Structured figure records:
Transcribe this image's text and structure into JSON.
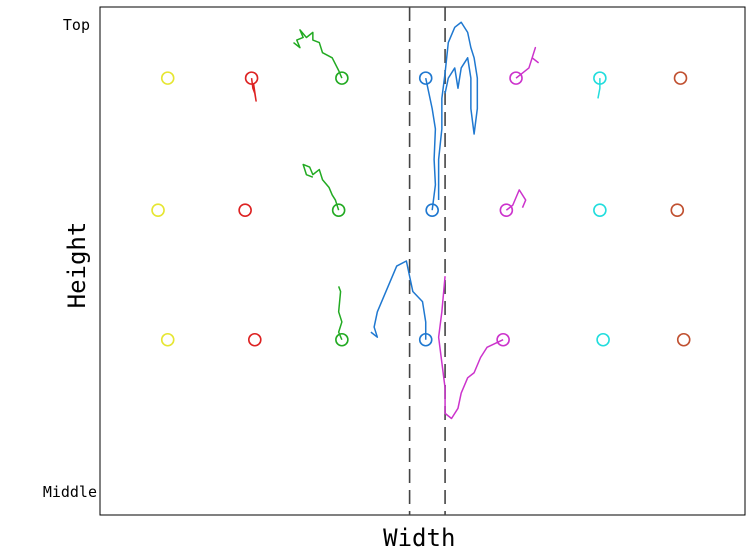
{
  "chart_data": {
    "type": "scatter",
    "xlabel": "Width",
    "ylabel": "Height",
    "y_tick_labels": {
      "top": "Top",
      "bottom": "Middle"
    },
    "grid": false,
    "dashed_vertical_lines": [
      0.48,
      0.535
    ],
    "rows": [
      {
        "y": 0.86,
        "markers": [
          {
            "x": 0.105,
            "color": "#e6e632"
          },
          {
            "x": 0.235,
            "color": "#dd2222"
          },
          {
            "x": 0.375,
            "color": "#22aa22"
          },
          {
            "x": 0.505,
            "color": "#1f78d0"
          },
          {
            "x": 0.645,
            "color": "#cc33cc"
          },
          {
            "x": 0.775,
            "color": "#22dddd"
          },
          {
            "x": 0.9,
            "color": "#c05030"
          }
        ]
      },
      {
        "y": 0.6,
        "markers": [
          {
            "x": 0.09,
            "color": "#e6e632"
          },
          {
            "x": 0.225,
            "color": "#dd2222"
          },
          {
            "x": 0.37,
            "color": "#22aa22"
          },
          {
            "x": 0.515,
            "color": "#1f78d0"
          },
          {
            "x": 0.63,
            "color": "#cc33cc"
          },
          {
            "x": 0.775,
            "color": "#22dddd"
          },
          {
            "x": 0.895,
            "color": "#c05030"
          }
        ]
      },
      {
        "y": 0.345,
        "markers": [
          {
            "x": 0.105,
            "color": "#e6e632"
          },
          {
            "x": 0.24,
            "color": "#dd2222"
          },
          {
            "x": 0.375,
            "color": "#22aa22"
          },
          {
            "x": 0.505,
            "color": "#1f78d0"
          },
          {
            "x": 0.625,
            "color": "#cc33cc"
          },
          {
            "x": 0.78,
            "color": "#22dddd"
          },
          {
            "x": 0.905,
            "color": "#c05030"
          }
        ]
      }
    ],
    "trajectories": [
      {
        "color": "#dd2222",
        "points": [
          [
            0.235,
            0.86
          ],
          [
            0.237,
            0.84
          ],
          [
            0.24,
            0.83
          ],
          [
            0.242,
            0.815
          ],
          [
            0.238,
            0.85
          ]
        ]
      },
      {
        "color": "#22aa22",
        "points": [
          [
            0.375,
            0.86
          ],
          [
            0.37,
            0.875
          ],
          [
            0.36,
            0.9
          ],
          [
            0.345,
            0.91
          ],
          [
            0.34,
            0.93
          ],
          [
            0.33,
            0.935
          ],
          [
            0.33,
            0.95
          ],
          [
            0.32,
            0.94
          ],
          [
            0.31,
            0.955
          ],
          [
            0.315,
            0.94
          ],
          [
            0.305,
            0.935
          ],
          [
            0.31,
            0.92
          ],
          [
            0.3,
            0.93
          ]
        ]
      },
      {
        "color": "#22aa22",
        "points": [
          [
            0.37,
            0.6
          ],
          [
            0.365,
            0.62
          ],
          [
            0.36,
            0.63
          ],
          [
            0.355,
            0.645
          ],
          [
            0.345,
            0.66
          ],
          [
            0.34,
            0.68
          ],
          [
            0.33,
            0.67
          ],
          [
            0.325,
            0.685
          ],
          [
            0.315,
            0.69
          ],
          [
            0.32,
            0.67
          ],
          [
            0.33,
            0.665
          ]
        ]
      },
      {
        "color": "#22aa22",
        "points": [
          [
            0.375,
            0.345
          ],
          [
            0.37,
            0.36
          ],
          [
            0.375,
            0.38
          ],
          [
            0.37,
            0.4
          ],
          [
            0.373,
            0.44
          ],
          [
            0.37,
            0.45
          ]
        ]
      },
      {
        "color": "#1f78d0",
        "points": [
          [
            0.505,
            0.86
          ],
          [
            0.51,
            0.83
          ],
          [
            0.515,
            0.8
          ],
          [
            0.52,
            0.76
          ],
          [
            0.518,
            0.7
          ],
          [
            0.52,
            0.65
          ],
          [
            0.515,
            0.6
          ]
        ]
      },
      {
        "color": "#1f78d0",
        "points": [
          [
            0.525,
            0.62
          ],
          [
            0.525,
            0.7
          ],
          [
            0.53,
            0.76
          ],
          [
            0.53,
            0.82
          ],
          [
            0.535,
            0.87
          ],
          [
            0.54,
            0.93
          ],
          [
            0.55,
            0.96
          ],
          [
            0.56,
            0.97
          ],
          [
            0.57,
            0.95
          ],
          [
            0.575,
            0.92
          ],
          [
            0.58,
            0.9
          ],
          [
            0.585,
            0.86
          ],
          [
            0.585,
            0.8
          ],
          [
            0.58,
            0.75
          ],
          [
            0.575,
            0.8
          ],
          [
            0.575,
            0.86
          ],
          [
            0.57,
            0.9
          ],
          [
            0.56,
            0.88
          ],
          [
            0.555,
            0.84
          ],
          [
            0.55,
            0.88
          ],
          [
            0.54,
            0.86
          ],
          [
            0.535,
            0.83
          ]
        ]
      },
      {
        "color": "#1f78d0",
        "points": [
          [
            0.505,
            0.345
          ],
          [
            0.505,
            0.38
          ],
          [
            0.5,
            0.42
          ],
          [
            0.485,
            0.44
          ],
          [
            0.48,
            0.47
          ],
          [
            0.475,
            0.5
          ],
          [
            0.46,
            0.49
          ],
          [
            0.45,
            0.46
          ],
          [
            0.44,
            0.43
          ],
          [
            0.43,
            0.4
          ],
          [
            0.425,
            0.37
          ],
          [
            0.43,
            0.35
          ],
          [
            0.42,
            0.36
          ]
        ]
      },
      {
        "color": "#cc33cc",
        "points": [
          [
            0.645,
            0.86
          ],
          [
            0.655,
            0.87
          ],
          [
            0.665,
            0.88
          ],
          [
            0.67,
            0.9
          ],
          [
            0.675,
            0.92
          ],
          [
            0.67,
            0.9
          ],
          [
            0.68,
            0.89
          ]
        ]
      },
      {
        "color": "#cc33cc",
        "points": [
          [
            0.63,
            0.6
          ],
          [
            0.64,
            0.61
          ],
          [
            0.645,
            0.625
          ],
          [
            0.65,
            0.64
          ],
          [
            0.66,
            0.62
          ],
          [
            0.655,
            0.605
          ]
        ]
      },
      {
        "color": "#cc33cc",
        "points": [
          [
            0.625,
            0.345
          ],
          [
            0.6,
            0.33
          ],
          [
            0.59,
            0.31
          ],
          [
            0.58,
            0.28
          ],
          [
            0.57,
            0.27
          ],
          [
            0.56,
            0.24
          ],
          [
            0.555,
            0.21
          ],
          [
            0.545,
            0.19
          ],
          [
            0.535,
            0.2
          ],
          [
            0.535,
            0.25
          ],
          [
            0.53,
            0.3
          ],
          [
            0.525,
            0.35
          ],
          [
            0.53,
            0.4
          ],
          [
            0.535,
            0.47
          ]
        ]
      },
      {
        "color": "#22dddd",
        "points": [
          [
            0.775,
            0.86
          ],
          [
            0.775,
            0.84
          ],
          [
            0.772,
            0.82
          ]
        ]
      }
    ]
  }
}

■ Given exercise:
Set the listing down in full and exactly. Pictures within it should not appear in the copy.

■ Right answer:
Transcribe this image's text and structure into JSON.
{
  "chart_data": {
    "type": "scatter",
    "xlabel": "Width",
    "ylabel": "Height",
    "y_tick_labels": {
      "top": "Top",
      "bottom": "Middle"
    },
    "grid": false,
    "dashed_vertical_lines": [
      0.48,
      0.535
    ],
    "rows": [
      {
        "y": 0.86,
        "markers": [
          {
            "x": 0.105,
            "color": "#e6e632"
          },
          {
            "x": 0.235,
            "color": "#dd2222"
          },
          {
            "x": 0.375,
            "color": "#22aa22"
          },
          {
            "x": 0.505,
            "color": "#1f78d0"
          },
          {
            "x": 0.645,
            "color": "#cc33cc"
          },
          {
            "x": 0.775,
            "color": "#22dddd"
          },
          {
            "x": 0.9,
            "color": "#c05030"
          }
        ]
      },
      {
        "y": 0.6,
        "markers": [
          {
            "x": 0.09,
            "color": "#e6e632"
          },
          {
            "x": 0.225,
            "color": "#dd2222"
          },
          {
            "x": 0.37,
            "color": "#22aa22"
          },
          {
            "x": 0.515,
            "color": "#1f78d0"
          },
          {
            "x": 0.63,
            "color": "#cc33cc"
          },
          {
            "x": 0.775,
            "color": "#22dddd"
          },
          {
            "x": 0.895,
            "color": "#c05030"
          }
        ]
      },
      {
        "y": 0.345,
        "markers": [
          {
            "x": 0.105,
            "color": "#e6e632"
          },
          {
            "x": 0.24,
            "color": "#dd2222"
          },
          {
            "x": 0.375,
            "color": "#22aa22"
          },
          {
            "x": 0.505,
            "color": "#1f78d0"
          },
          {
            "x": 0.625,
            "color": "#cc33cc"
          },
          {
            "x": 0.78,
            "color": "#22dddd"
          },
          {
            "x": 0.905,
            "color": "#c05030"
          }
        ]
      }
    ],
    "trajectories": [
      {
        "color": "#dd2222",
        "points": [
          [
            0.235,
            0.86
          ],
          [
            0.237,
            0.84
          ],
          [
            0.24,
            0.83
          ],
          [
            0.242,
            0.815
          ],
          [
            0.238,
            0.85
          ]
        ]
      },
      {
        "color": "#22aa22",
        "points": [
          [
            0.375,
            0.86
          ],
          [
            0.37,
            0.875
          ],
          [
            0.36,
            0.9
          ],
          [
            0.345,
            0.91
          ],
          [
            0.34,
            0.93
          ],
          [
            0.33,
            0.935
          ],
          [
            0.33,
            0.95
          ],
          [
            0.32,
            0.94
          ],
          [
            0.31,
            0.955
          ],
          [
            0.315,
            0.94
          ],
          [
            0.305,
            0.935
          ],
          [
            0.31,
            0.92
          ],
          [
            0.3,
            0.93
          ]
        ]
      },
      {
        "color": "#22aa22",
        "points": [
          [
            0.37,
            0.6
          ],
          [
            0.365,
            0.62
          ],
          [
            0.36,
            0.63
          ],
          [
            0.355,
            0.645
          ],
          [
            0.345,
            0.66
          ],
          [
            0.34,
            0.68
          ],
          [
            0.33,
            0.67
          ],
          [
            0.325,
            0.685
          ],
          [
            0.315,
            0.69
          ],
          [
            0.32,
            0.67
          ],
          [
            0.33,
            0.665
          ]
        ]
      },
      {
        "color": "#22aa22",
        "points": [
          [
            0.375,
            0.345
          ],
          [
            0.37,
            0.36
          ],
          [
            0.375,
            0.38
          ],
          [
            0.37,
            0.4
          ],
          [
            0.373,
            0.44
          ],
          [
            0.37,
            0.45
          ]
        ]
      },
      {
        "color": "#1f78d0",
        "points": [
          [
            0.505,
            0.86
          ],
          [
            0.51,
            0.83
          ],
          [
            0.515,
            0.8
          ],
          [
            0.52,
            0.76
          ],
          [
            0.518,
            0.7
          ],
          [
            0.52,
            0.65
          ],
          [
            0.515,
            0.6
          ]
        ]
      },
      {
        "color": "#1f78d0",
        "points": [
          [
            0.525,
            0.62
          ],
          [
            0.525,
            0.7
          ],
          [
            0.53,
            0.76
          ],
          [
            0.53,
            0.82
          ],
          [
            0.535,
            0.87
          ],
          [
            0.54,
            0.93
          ],
          [
            0.55,
            0.96
          ],
          [
            0.56,
            0.97
          ],
          [
            0.57,
            0.95
          ],
          [
            0.575,
            0.92
          ],
          [
            0.58,
            0.9
          ],
          [
            0.585,
            0.86
          ],
          [
            0.585,
            0.8
          ],
          [
            0.58,
            0.75
          ],
          [
            0.575,
            0.8
          ],
          [
            0.575,
            0.86
          ],
          [
            0.57,
            0.9
          ],
          [
            0.56,
            0.88
          ],
          [
            0.555,
            0.84
          ],
          [
            0.55,
            0.88
          ],
          [
            0.54,
            0.86
          ],
          [
            0.535,
            0.83
          ]
        ]
      },
      {
        "color": "#1f78d0",
        "points": [
          [
            0.505,
            0.345
          ],
          [
            0.505,
            0.38
          ],
          [
            0.5,
            0.42
          ],
          [
            0.485,
            0.44
          ],
          [
            0.48,
            0.47
          ],
          [
            0.475,
            0.5
          ],
          [
            0.46,
            0.49
          ],
          [
            0.45,
            0.46
          ],
          [
            0.44,
            0.43
          ],
          [
            0.43,
            0.4
          ],
          [
            0.425,
            0.37
          ],
          [
            0.43,
            0.35
          ],
          [
            0.42,
            0.36
          ]
        ]
      },
      {
        "color": "#cc33cc",
        "points": [
          [
            0.645,
            0.86
          ],
          [
            0.655,
            0.87
          ],
          [
            0.665,
            0.88
          ],
          [
            0.67,
            0.9
          ],
          [
            0.675,
            0.92
          ],
          [
            0.67,
            0.9
          ],
          [
            0.68,
            0.89
          ]
        ]
      },
      {
        "color": "#cc33cc",
        "points": [
          [
            0.63,
            0.6
          ],
          [
            0.64,
            0.61
          ],
          [
            0.645,
            0.625
          ],
          [
            0.65,
            0.64
          ],
          [
            0.66,
            0.62
          ],
          [
            0.655,
            0.605
          ]
        ]
      },
      {
        "color": "#cc33cc",
        "points": [
          [
            0.625,
            0.345
          ],
          [
            0.6,
            0.33
          ],
          [
            0.59,
            0.31
          ],
          [
            0.58,
            0.28
          ],
          [
            0.57,
            0.27
          ],
          [
            0.56,
            0.24
          ],
          [
            0.555,
            0.21
          ],
          [
            0.545,
            0.19
          ],
          [
            0.535,
            0.2
          ],
          [
            0.535,
            0.25
          ],
          [
            0.53,
            0.3
          ],
          [
            0.525,
            0.35
          ],
          [
            0.53,
            0.4
          ],
          [
            0.535,
            0.47
          ]
        ]
      },
      {
        "color": "#22dddd",
        "points": [
          [
            0.775,
            0.86
          ],
          [
            0.775,
            0.84
          ],
          [
            0.772,
            0.82
          ]
        ]
      }
    ]
  }
}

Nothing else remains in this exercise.